Aim – Could every line of the data be printed exactly as it reads?

══ Records for this exercise

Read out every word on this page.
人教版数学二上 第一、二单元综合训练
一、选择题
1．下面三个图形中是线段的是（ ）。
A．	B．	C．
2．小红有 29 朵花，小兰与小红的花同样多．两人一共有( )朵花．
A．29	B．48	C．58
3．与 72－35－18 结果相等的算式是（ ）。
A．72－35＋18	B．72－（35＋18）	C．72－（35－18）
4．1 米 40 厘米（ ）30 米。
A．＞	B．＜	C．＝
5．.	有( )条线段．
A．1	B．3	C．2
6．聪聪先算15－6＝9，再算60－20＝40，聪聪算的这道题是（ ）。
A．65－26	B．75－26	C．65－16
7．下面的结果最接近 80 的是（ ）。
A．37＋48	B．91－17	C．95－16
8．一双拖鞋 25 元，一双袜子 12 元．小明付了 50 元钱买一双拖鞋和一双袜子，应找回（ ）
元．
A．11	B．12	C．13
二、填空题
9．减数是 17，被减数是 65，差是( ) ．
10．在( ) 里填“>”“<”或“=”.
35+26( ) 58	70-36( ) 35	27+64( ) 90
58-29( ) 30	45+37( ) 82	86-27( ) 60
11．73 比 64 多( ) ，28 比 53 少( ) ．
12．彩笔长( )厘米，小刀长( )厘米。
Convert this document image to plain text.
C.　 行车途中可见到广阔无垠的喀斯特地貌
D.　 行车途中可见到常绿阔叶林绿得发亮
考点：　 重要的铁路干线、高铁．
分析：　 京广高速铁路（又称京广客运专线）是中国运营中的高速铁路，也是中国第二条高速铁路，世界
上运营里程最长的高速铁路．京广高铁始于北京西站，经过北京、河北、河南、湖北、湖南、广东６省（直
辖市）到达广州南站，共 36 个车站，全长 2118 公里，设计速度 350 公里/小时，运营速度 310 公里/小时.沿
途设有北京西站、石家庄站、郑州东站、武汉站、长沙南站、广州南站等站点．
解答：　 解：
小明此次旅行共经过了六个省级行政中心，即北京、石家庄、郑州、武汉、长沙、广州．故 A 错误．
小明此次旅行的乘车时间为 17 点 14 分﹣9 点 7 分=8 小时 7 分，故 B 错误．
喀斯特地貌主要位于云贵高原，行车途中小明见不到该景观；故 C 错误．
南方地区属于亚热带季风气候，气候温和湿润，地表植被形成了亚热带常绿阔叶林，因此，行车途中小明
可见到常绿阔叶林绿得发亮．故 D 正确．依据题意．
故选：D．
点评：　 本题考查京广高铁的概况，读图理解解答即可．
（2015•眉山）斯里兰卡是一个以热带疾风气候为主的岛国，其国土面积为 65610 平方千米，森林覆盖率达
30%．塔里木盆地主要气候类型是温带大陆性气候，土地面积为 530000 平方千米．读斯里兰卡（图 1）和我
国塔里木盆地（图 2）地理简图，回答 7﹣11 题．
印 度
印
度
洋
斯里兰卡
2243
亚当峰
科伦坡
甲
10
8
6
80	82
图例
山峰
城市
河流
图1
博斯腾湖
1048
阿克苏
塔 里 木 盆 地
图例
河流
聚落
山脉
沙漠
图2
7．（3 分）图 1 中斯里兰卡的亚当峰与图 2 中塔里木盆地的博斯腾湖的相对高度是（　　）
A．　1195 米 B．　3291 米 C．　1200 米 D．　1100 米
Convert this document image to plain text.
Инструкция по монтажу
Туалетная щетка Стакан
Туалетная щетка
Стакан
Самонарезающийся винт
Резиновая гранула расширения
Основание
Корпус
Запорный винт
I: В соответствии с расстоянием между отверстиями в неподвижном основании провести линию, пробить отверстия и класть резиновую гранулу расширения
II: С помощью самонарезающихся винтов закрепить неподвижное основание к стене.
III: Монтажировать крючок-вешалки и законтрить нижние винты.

════

Exercise solution –
Read out every word on this page.
人教版数学二上 第一、二单元综合训练
一、选择题
1．下面三个图形中是线段的是（ ）。
A．	B．	C．
2．小红有 29 朵花，小兰与小红的花同样多．两人一共有( )朵花．
A．29	B．48	C．58
3．与 72－35－18 结果相等的算式是（ ）。
A．72－35＋18	B．72－（35＋18）	C．72－（35－18）
4．1 米 40 厘米（ ）30 米。
A．＞	B．＜	C．＝
5．.	有( )条线段．
A．1	B．3	C．2
6．聪聪先算15－6＝9，再算60－20＝40，聪聪算的这道题是（ ）。
A．65－26	B．75－26	C．65－16
7．下面的结果最接近 80 的是（ ）。
A．37＋48	B．91－17	C．95－16
8．一双拖鞋 25 元，一双袜子 12 元．小明付了 50 元钱买一双拖鞋和一双袜子，应找回（ ）
元．
A．11	B．12	C．13
二、填空题
9．减数是 17，被减数是 65，差是( ) ．
10．在( ) 里填“>”“<”或“=”.
35+26( ) 58	70-36( ) 35	27+64( ) 90
58-29( ) 30	45+37( ) 82	86-27( ) 60
11．73 比 64 多( ) ，28 比 53 少( ) ．
12．彩笔长( )厘米，小刀长( )厘米。
Convert this document image to plain text.
C.　 行车途中可见到广阔无垠的喀斯特地貌
D.　 行车途中可见到常绿阔叶林绿得发亮
考点：　 重要的铁路干线、高铁．
分析：　 京广高速铁路（又称京广客运专线）是中国运营中的高速铁路，也是中国第二条高速铁路，世界
上运营里程最长的高速铁路．京广高铁始于北京西站，经过北京、河北、河南、湖北、湖南、广东６省（直
辖市）到达广州南站，共 36 个车站，全长 2118 公里，设计速度 350 公里/小时，运营速度 310 公里/小时.沿
途设有北京西站、石家庄站、郑州东站、武汉站、长沙南站、广州南站等站点．
解答：　 解：
小明此次旅行共经过了六个省级行政中心，即北京、石家庄、郑州、武汉、长沙、广州．故 A 错误．
小明此次旅行的乘车时间为 17 点 14 分﹣9 点 7 分=8 小时 7 分，故 B 错误．
喀斯特地貌主要位于云贵高原，行车途中小明见不到该景观；故 C 错误．
南方地区属于亚热带季风气候，气候温和湿润，地表植被形成了亚热带常绿阔叶林，因此，行车途中小明
可见到常绿阔叶林绿得发亮．故 D 正确．依据题意．
故选：D．
点评：　 本题考查京广高铁的概况，读图理解解答即可．
（2015•眉山）斯里兰卡是一个以热带疾风气候为主的岛国，其国土面积为 65610 平方千米，森林覆盖率达
30%．塔里木盆地主要气候类型是温带大陆性气候，土地面积为 530000 平方千米．读斯里兰卡（图 1）和我
国塔里木盆地（图 2）地理简图，回答 7﹣11 题．
印 度
印
度
洋
斯里兰卡
2243
亚当峰
科伦坡
甲
10
8
6
80	82
图例
山峰
城市
河流
图1
博斯腾湖
1048
阿克苏
塔 里 木 盆 地
图例
河流
聚落
山脉
沙漠
图2
7．（3 分）图 1 中斯里兰卡的亚当峰与图 2 中塔里木盆地的博斯腾湖的相对高度是（　　）
A．　1195 米 B．　3291 米 C．　1200 米 D．　1100 米
Convert this document image to plain text.
Инструкция по монтажу
Туалетная щетка Стакан
Туалетная щетка
Стакан
Самонарезающийся винт
Резиновая гранула расширения
Основание
Корпус
Запорный винт
I: В соответствии с расстоянием между отверстиями в неподвижном основании провести линию, пробить отверстия и класть резиновую гранулу расширения
II: С помощью самонарезающихся винтов закрепить неподвижное основание к стене.
III: Монтажировать крючок-вешалки и законтрить нижние винты.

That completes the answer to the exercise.